# What to produce
Answer with one number: how many lines hold "JSON".

# The data
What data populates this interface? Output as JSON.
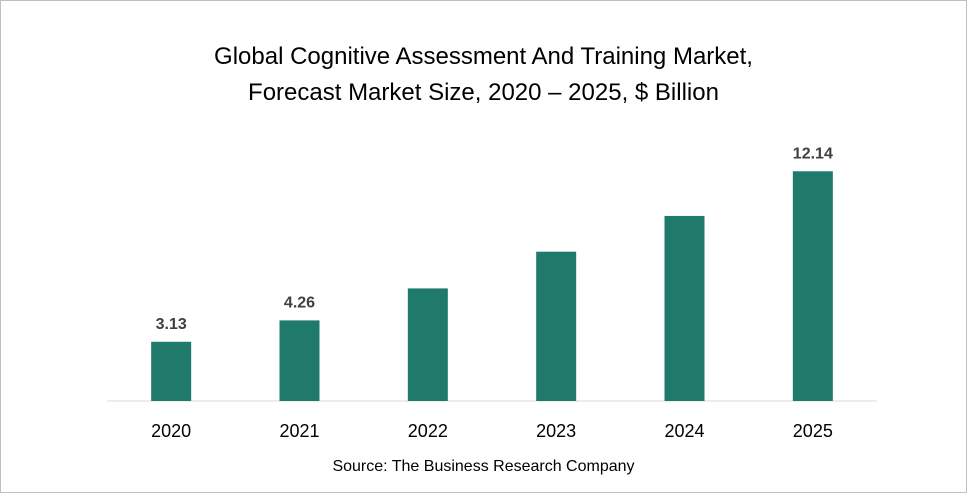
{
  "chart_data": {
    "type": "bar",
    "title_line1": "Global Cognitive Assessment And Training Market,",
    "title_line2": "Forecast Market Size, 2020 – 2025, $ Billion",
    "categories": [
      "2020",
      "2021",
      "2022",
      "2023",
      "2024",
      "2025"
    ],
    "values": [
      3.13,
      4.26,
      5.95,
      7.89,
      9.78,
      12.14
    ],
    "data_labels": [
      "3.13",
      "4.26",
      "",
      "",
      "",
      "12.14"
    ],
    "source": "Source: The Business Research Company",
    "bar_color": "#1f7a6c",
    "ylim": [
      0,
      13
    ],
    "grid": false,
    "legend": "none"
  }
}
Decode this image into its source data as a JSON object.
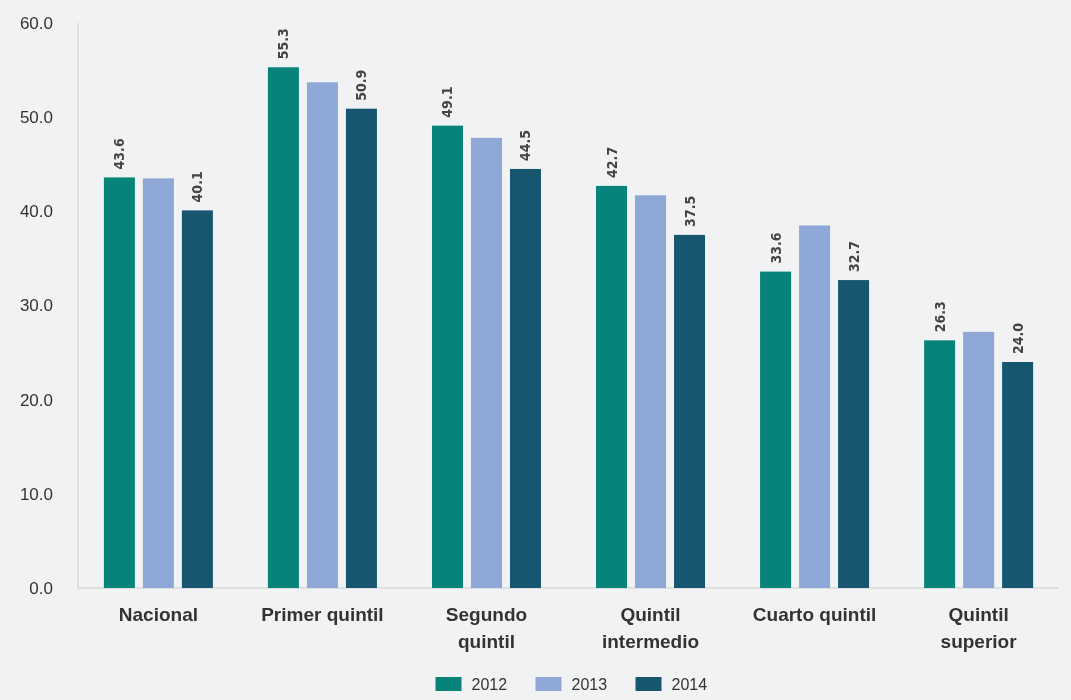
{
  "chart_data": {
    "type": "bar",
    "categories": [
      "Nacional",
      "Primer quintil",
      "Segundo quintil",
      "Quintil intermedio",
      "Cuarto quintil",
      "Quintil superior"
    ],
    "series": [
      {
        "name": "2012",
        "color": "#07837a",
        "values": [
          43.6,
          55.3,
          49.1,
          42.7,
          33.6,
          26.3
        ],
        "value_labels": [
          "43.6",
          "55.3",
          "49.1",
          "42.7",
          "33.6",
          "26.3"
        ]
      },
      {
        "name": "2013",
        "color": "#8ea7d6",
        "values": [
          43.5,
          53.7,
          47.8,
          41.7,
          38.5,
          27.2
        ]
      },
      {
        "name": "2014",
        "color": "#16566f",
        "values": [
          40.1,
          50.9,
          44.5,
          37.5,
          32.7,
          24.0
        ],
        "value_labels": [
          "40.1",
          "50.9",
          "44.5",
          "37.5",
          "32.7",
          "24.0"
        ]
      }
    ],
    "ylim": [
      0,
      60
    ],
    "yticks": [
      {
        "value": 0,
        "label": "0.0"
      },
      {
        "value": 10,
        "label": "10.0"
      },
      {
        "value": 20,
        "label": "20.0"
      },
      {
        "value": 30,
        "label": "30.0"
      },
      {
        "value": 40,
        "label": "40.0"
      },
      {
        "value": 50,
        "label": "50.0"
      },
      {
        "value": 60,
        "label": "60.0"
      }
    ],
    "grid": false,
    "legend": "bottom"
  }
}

# Task solution
2